----- Data supplied

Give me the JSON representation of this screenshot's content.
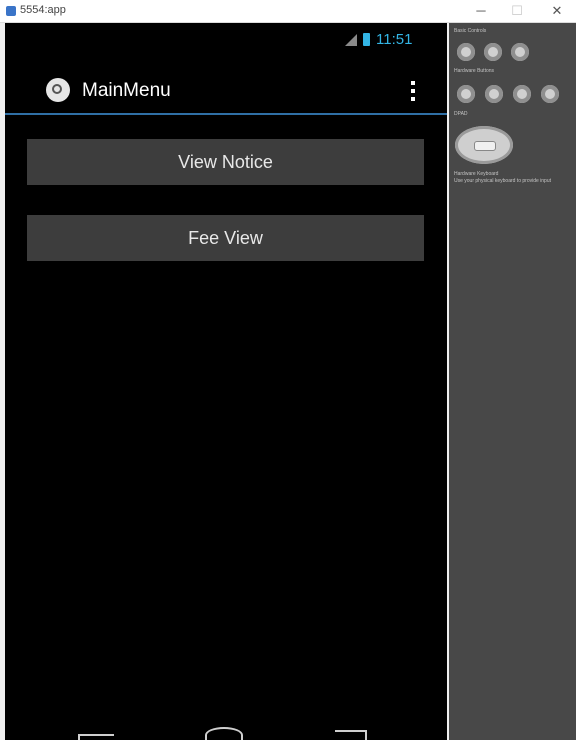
{
  "window": {
    "title": "5554:app",
    "minimize_glyph": "─",
    "maximize_glyph": "☐",
    "close_glyph": "✕"
  },
  "status_bar": {
    "time": "11:51",
    "icons": [
      "signal-icon",
      "battery-icon"
    ]
  },
  "action_bar": {
    "title": "MainMenu",
    "logo_icon": "app-logo-icon",
    "overflow_icon": "overflow-menu-icon"
  },
  "buttons": [
    {
      "label": "View Notice"
    },
    {
      "label": "Fee View"
    }
  ],
  "nav_bar": {
    "icons": [
      "back-icon",
      "home-icon",
      "recent-apps-icon"
    ]
  },
  "controls": {
    "hardware_label": "Basic Controls",
    "media_label": "Hardware Buttons",
    "dpad_label": "DPAD",
    "keyboard_label": "Hardware Keyboard",
    "keyboard_hint": "Use your physical keyboard to provide input"
  },
  "colors": {
    "accent": "#33b5e5",
    "button_bg": "#3d3d3d",
    "screen_bg": "#000000",
    "panel_bg": "#484848",
    "divider": "#2f6fa5"
  }
}
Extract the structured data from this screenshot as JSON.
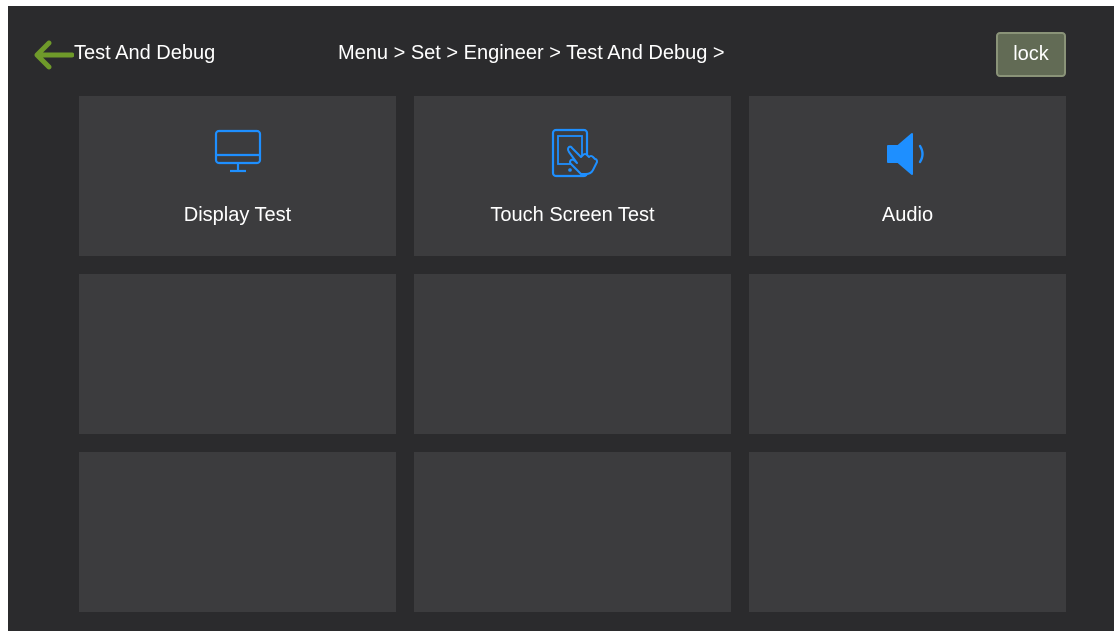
{
  "header": {
    "title": "Test And Debug",
    "back_icon": "arrow-left-icon",
    "breadcrumb": [
      "Menu >",
      "Set >",
      "Engineer >",
      "Test And Debug >"
    ],
    "lock_label": "lock"
  },
  "tiles": [
    {
      "label": "Display Test",
      "icon": "monitor-icon"
    },
    {
      "label": "Touch Screen Test",
      "icon": "touch-tablet-icon"
    },
    {
      "label": "Audio",
      "icon": "speaker-icon"
    },
    {
      "label": "",
      "icon": ""
    },
    {
      "label": "",
      "icon": ""
    },
    {
      "label": "",
      "icon": ""
    },
    {
      "label": "",
      "icon": ""
    },
    {
      "label": "",
      "icon": ""
    },
    {
      "label": "",
      "icon": ""
    }
  ],
  "colors": {
    "background": "#2b2b2d",
    "tile": "#3c3c3e",
    "accent_blue": "#1e8fff",
    "back_arrow": "#6f9a2a",
    "lock_button": "#626b55"
  }
}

----------

Set problem:
Quote the entries in full. Any image among them is to be omitted from the copy.

Written reply:
Give me the JSON representation of this screenshot's content.
{
  "window": {
    "title": "5554:app",
    "minimize_glyph": "─",
    "maximize_glyph": "☐",
    "close_glyph": "✕"
  },
  "status_bar": {
    "time": "11:51",
    "icons": [
      "signal-icon",
      "battery-icon"
    ]
  },
  "action_bar": {
    "title": "MainMenu",
    "logo_icon": "app-logo-icon",
    "overflow_icon": "overflow-menu-icon"
  },
  "buttons": [
    {
      "label": "View Notice"
    },
    {
      "label": "Fee View"
    }
  ],
  "nav_bar": {
    "icons": [
      "back-icon",
      "home-icon",
      "recent-apps-icon"
    ]
  },
  "controls": {
    "hardware_label": "Basic Controls",
    "media_label": "Hardware Buttons",
    "dpad_label": "DPAD",
    "keyboard_label": "Hardware Keyboard",
    "keyboard_hint": "Use your physical keyboard to provide input"
  },
  "colors": {
    "accent": "#33b5e5",
    "button_bg": "#3d3d3d",
    "screen_bg": "#000000",
    "panel_bg": "#484848",
    "divider": "#2f6fa5"
  }
}
Extract the structured data from this screenshot as JSON.
{
  "header": {
    "title": "Test And Debug",
    "back_icon": "arrow-left-icon",
    "breadcrumb": [
      "Menu >",
      "Set >",
      "Engineer >",
      "Test And Debug >"
    ],
    "lock_label": "lock"
  },
  "tiles": [
    {
      "label": "Display Test",
      "icon": "monitor-icon"
    },
    {
      "label": "Touch Screen Test",
      "icon": "touch-tablet-icon"
    },
    {
      "label": "Audio",
      "icon": "speaker-icon"
    },
    {
      "label": "",
      "icon": ""
    },
    {
      "label": "",
      "icon": ""
    },
    {
      "label": "",
      "icon": ""
    },
    {
      "label": "",
      "icon": ""
    },
    {
      "label": "",
      "icon": ""
    },
    {
      "label": "",
      "icon": ""
    }
  ],
  "colors": {
    "background": "#2b2b2d",
    "tile": "#3c3c3e",
    "accent_blue": "#1e8fff",
    "back_arrow": "#6f9a2a",
    "lock_button": "#626b55"
  }
}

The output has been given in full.